INSTRUCTIONS FOR THE TASK: Search the records for "数学课程标准" and copy each line that holds it.
>> begin INPUT
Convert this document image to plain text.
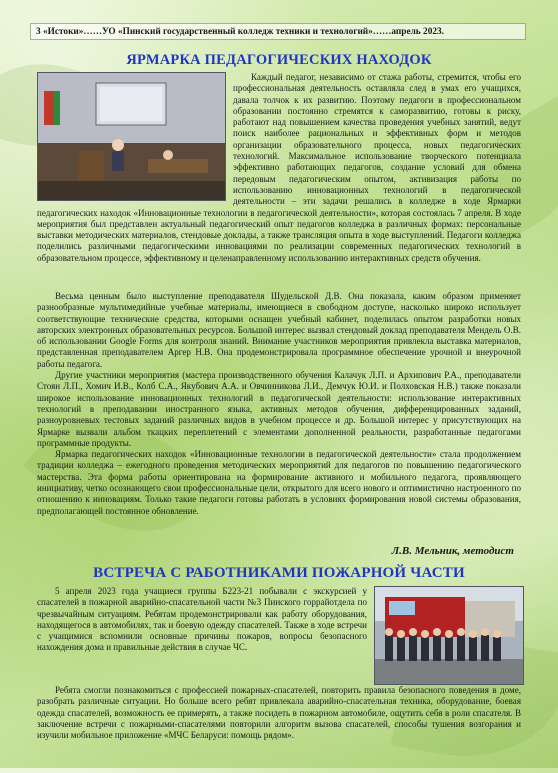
3 «Истоки»……УО «Пинский государственный колледж техники и технологий»……апрель 2023.
ЯРМАРКА ПЕДАГОГИЧЕСКИХ НАХОДОК

Каждый педагог, независимо от стажа работы, стремится, чтобы его профессиональная деятельность оставляла след в умах его учащихся, давала толчок к их развитию. Поэтому педагоги в профессиональном образовании постоянно стремятся к саморазвитию, готовы к риску, работают над повышением качества проведения учебных занятий, ведут поиск наиболее рациональных и эффективных форм и методов организации образовательного процесса, новых педагогических технологий. Максимальное использование творческого потенциала эффективно работающих педагогов, создание условий для обмена передовым педагогическим опытом, активизация работы по использованию инновационных технологий в педагогической деятельности – эти задачи решались в колледже в ходе Ярмарки педагогических находок «Инновационные технологии в педагогической деятельности», которая состоялась 7 апреля. В ходе мероприятия был представлен актуальный педагогический опыт педагогов колледжа в различных формах: персональные выставки методических материалов, стендовые доклады, а также трансляция опыта в ходе выступлений. Педагоги колледжа поделились различными педагогическими инновациями по реализации современных педагогических технологий в образовательном процессе, эффективному и целенаправленному использованию интерактивных средств обучения.

Весьма ценным было выступление преподавателя Шудельской Д.В. Она показала, каким образом применяет разнообразные мультимедийные учебные материалы, имеющиеся в свободном доступе, насколько широко использует соответствующие технические средства, которыми оснащен учебный кабинет, поделилась опытом разработки новых авторских электронных образовательных ресурсов. Большой интерес вызвал стендовый доклад преподавателя Мендель О.В. об использовании Google Forms для контроля знаний. Вниманиe участников мероприятия привлекла выставка материалов, представленная преподавателем Аргер Н.В. Она продемонстрировала программное обеспечение урочной и внеурочной работы педагога.

Другие участники мероприятия (мастера производственного обучения Калачук Л.П. и Архипович Р.А., преподаватели Стоян Л.П., Хомич И.В., Колб С.А., Якубович А.А. и Овчинникова Л.И., Демчук Ю.И. и Полховская Н.В.) также показали широкое использование инновационных технологий в педагогической деятельности: использование интерактивных технологий в преподавании иностранного языка, активных методов обучения, дифференцированных заданий, разноуровневых тестовых заданий различных видов в учебном процессе и др. Большой интерес у присутствующих на Ярмарке вызвали альбом ткацких переплетений с элементами дополненной реальности, разработанные педагогами программные продукты.

Ярмарка педагогических находок «Инновационные технологии в педагогической деятельности» стала продолжением традиции колледжа – ежегодного проведения методических мероприятий для педагогов по повышению педагогического мастерства. Эта форма работы ориентирована на формирование активного и мобильного педагога, проявляющего инициативу, четко осознающего свои профессиональные цели, открытого для всего нового и оптимистично настроенного по отношению к инновациям. Только такие педагоги готовы работать в условиях формирования новой системы образования, предполагающей постоянное обновление.

Л.В. Мельник, методист
ВСТРЕЧА С РАБОТНИКАМИ ПОЖАРНОЙ ЧАСТИ

5 апреля 2023 года учащиеся группы Б223-21 побывали с экскурсией у спасателей в пожарной аварийно-спасательной части №3 Пинского горрайотдела по чрезвычайным ситуациям. Ребятам продемонстрировали как работу оборудования, находящегося в автомобилях, так и боевую одежду спасателей. Также в ходе встречи с учащимися вспомнили основные причины пожаров, вопросы безопасного нахождения дома и правильные действия в случае ЧС.

Ребята смогли познакомиться с профессией пожарных-спасателей, повторить правила безопасного поведения в доме, разобрать различные ситуации. Но больше всего ребят привлекала аварийно-спасательная техника, оборудование, боевая одежда спасателей, возможность ее примерять, а также посидеть в пожарном автомобиле, ощутить себя в роли спасателя. В заключение встречи с пожарными-спасателями повторили алгоритм вызова спасателей, способы тушения возгорания и изучили мобильное приложение «МЧС Беларуси: помощь рядом».
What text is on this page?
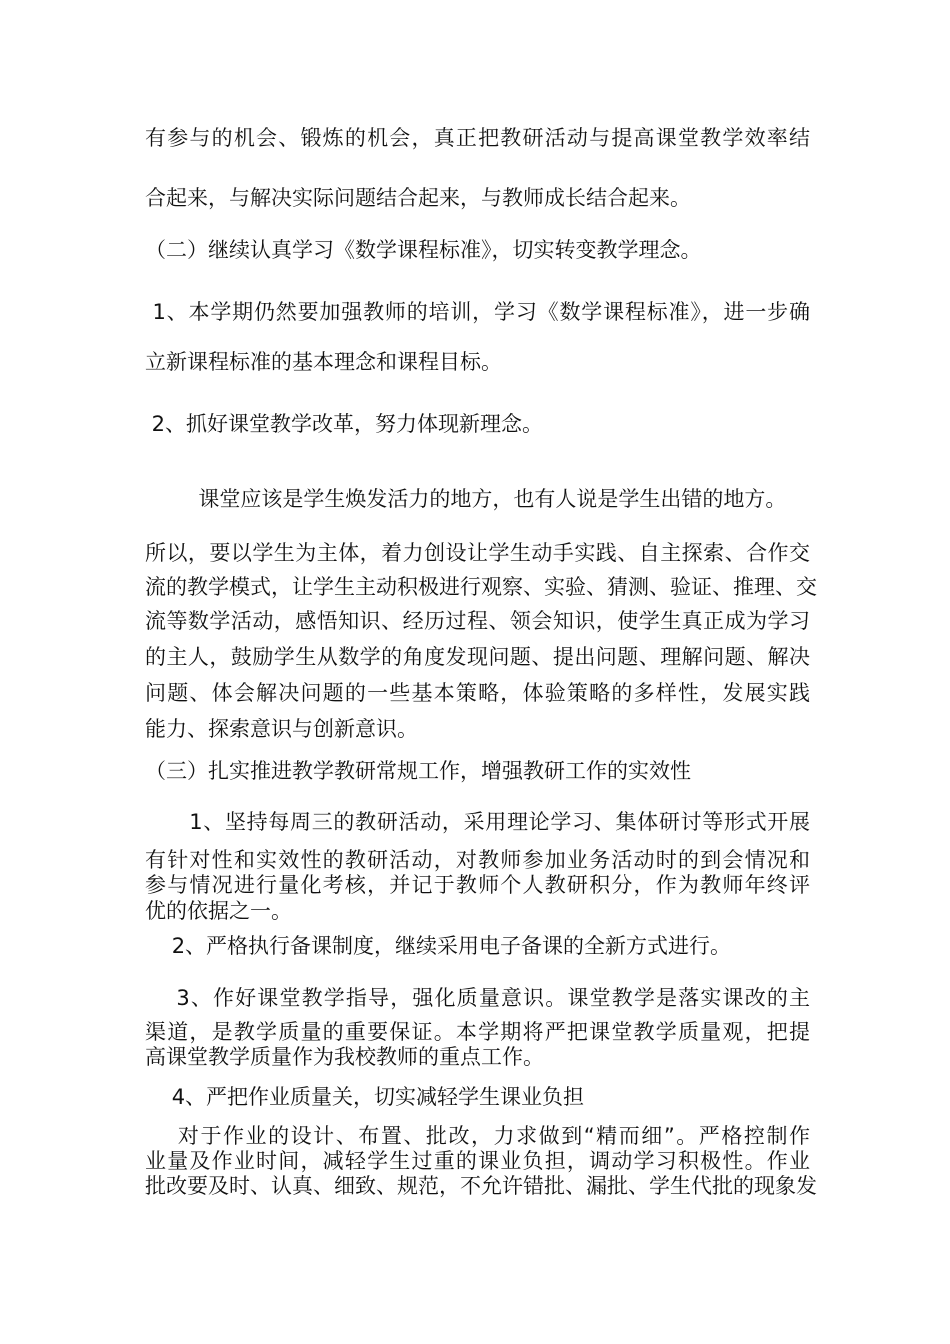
有参与的机会、锻炼的机会，真正把教研活动与提高课堂教学效率结
合起来，与解决实际问题结合起来，与教师成长结合起来。
（二）继续认真学习《数学课程标准》，切实转变教学理念。
1、本学期仍然要加强教师的培训，学习《数学课程标准》，进一步确
立新课程标准的基本理念和课程目标。
2、抓好课堂教学改革，努力体现新理念。
课堂应该是学生焕发活力的地方，也有人说是学生出错的地方。
所以，要以学生为主体，着力创设让学生动手实践、自主探索、合作交
流的教学模式，让学生主动积极进行观察、实验、猜测、验证、推理、交
流等数学活动，感悟知识、经历过程、领会知识，使学生真正成为学习
的主人，鼓励学生从数学的角度发现问题、提出问题、理解问题、解决
问题、体会解决问题的一些基本策略，体验策略的多样性，发展实践
能力、探索意识与创新意识。
（三）扎实推进教学教研常规工作，增强教研工作的实效性
1、坚持每周三的教研活动，采用理论学习、集体研讨等形式开展
有针对性和实效性的教研活动，对教师参加业务活动时的到会情况和
参与情况进行量化考核，并记于教师个人教研积分，作为教师年终评
优的依据之一。
2、严格执行备课制度，继续采用电子备课的全新方式进行。
3、作好课堂教学指导，强化质量意识。课堂教学是落实课改的主
渠道，是教学质量的重要保证。本学期将严把课堂教学质量观，把提
高课堂教学质量作为我校教师的重点工作。
4、严把作业质量关，切实减轻学生课业负担
对于作业的设计、布置、批改，力求做到“精而细”。严格控制作
业量及作业时间，减轻学生过重的课业负担，调动学习积极性。作业
批改要及时、认真、细致、规范，不允许错批、漏批、学生代批的现象发
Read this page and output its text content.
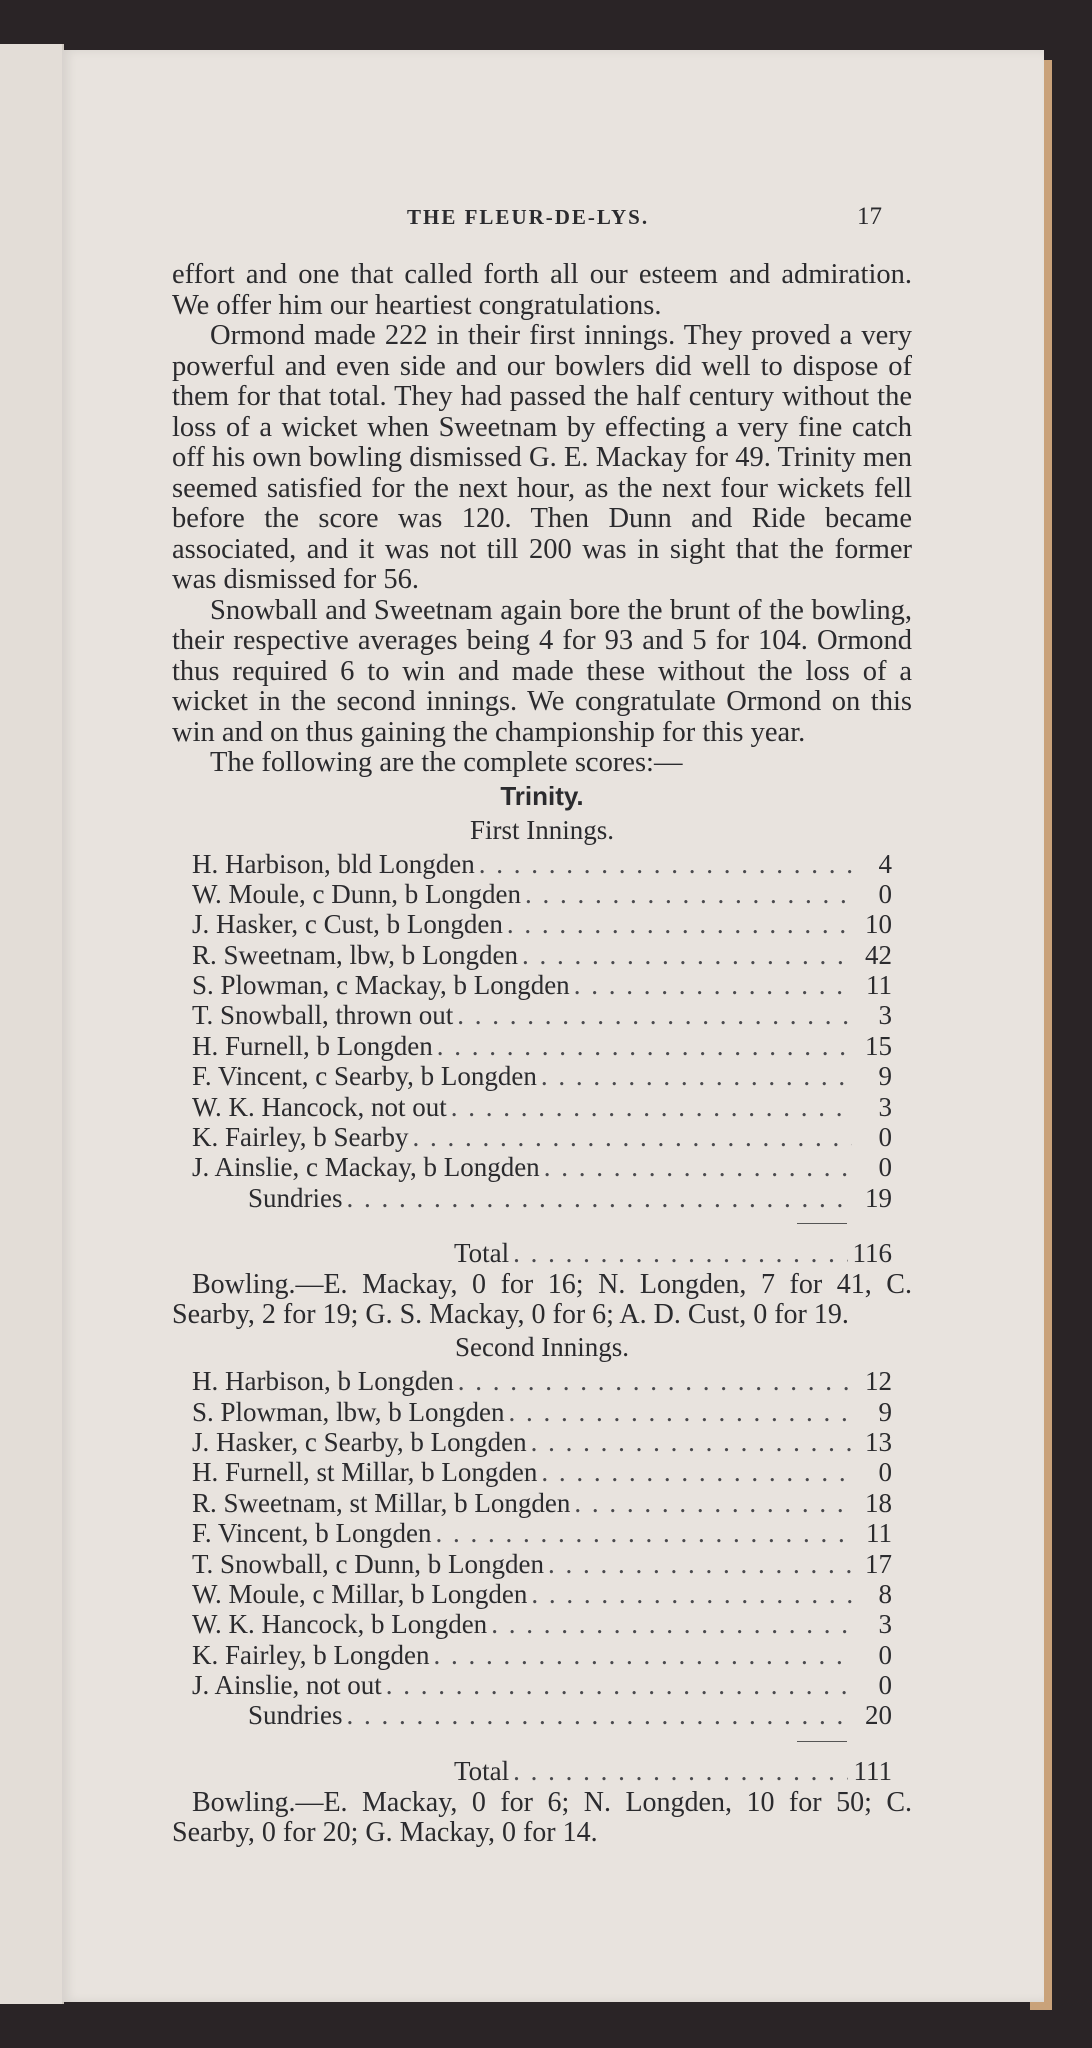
THE FLEUR-DE-LYS.	17

effort and one that called forth all our esteem and admiration. We offer him our heartiest congratulations.

Ormond made 222 in their first innings. They proved a very powerful and even side and our bowlers did well to dispose of them for that total. They had passed the half century without the loss of a wicket when Sweetnam by effecting a very fine catch off his own bowling dismissed G. E. Mackay for 49. Trinity men seemed satisfied for the next hour, as the next four wickets fell before the score was 120. Then Dunn and Ride became associated, and it was not till 200 was in sight that the former was dismissed for 56.

Snowball and Sweetnam again bore the brunt of the bowling, their respective averages being 4 for 93 and 5 for 104. Ormond thus required 6 to win and made these without the loss of a wicket in the second innings. We congratulate Ormond on this win and on thus gaining the championship for this year.

The following are the complete scores:—

Trinity.

First Innings.

H. Harbison, bld Longden . . .	4
W. Moule, c Dunn, b Longden . . .	0
J. Hasker, c Cust, b Longden . . .	10
R. Sweetnam, lbw, b Longden . . .	42
S. Plowman, c Mackay, b Longden . . .	11
T. Snowball, thrown out . . .	3
H. Furnell, b Longden . . .	15
F. Vincent, c Searby, b Longden . . .	9
W. K. Hancock, not out . . .	3
K. Fairley, b Searby . . .	0
J. Ainslie, c Mackay, b Longden . . .	0
Sundries . . .	19
Total . . .	116

Bowling.—E. Mackay, 0 for 16; N. Longden, 7 for 41, C. Searby, 2 for 19; G. S. Mackay, 0 for 6; A. D. Cust, 0 for 19.

Second Innings.

H. Harbison, b Longden . . .	12
S. Plowman, lbw, b Longden . . .	9
J. Hasker, c Searby, b Longden . . .	13
H. Furnell, st Millar, b Longden . . .	0
R. Sweetnam, st Millar, b Longden . . .	18
F. Vincent, b Longden . . .	11
T. Snowball, c Dunn, b Longden . . .	17
W. Moule, c Millar, b Longden . . .	8
W. K. Hancock, b Longden . . .	3
K. Fairley, b Longden . . .	0
J. Ainslie, not out . . .	0
Sundries . . .	20
Total . . .	111

Bowling.—E. Mackay, 0 for 6; N. Longden, 10 for 50; C. Searby, 0 for 20; G. Mackay, 0 for 14.
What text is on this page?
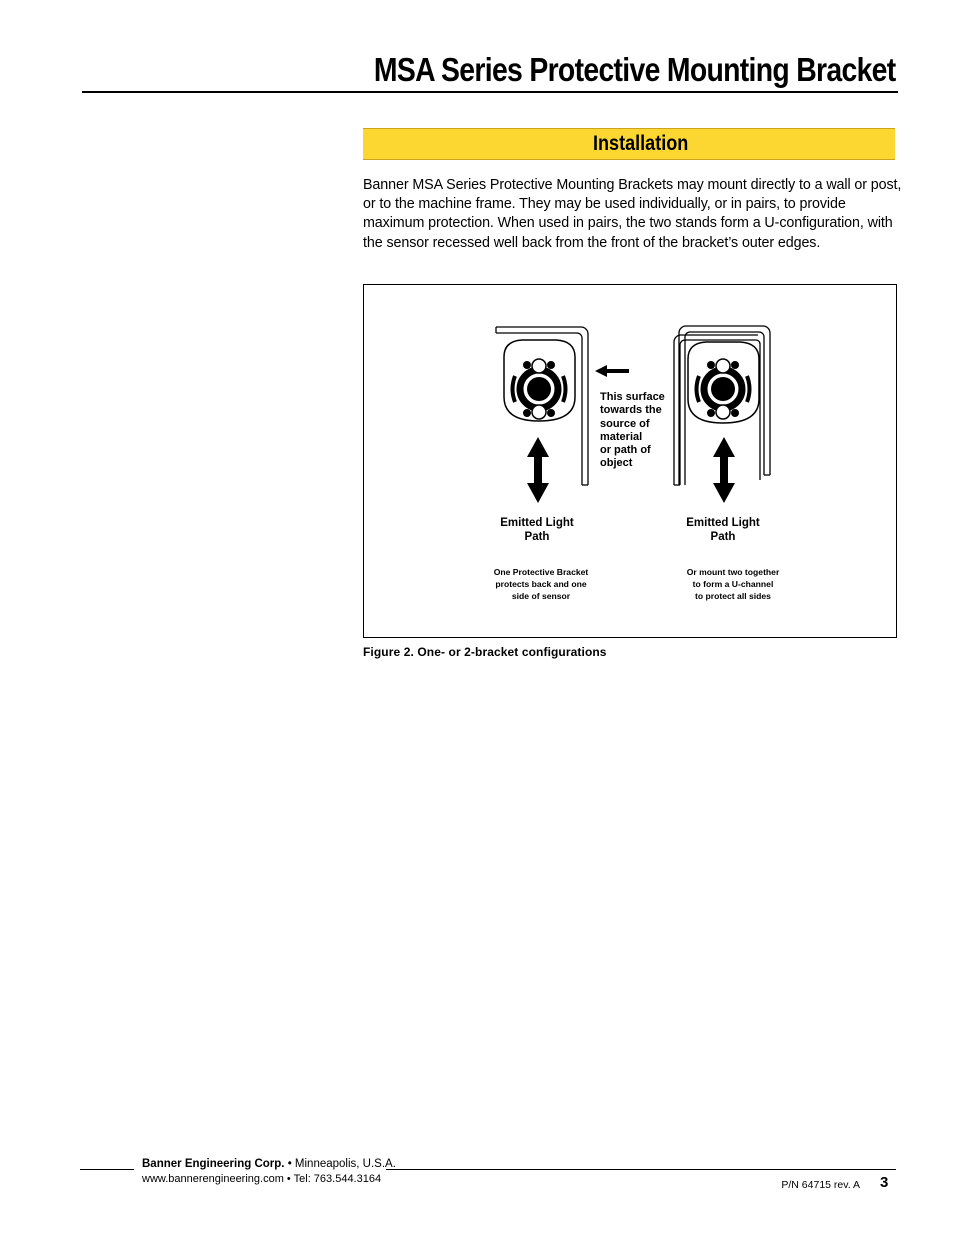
MSA Series Protective Mounting Bracket
Installation

Banner MSA Series Protective Mounting Brackets may mount directly to a wall or post, or to the machine frame. They may be used individually, or in pairs, to provide maximum protection. When used in pairs, the two stands form a U-configuration, with the sensor recessed well back from the front of the bracket’s outer edges.

This surface
towards the
source of
material
or path of
object
Emitted Light
Path
Emitted Light
Path
One Protective Bracket
protects back and one
side of sensor
Or mount two together
to form a U-channel
to protect all sides

Figure 2. One- or 2-bracket configurations

Banner Engineering Corp. • Minneapolis, U.S.A.
www.bannerengineering.com • Tel: 763.544.3164	P/N 64715 rev. A 3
>> end INPUT
TASK RESPONSE:
（二）继续认真学习《数学课程标准》，切实转变教学理念。
1、本学期仍然要加强教师的培训，学习《数学课程标准》，进一步确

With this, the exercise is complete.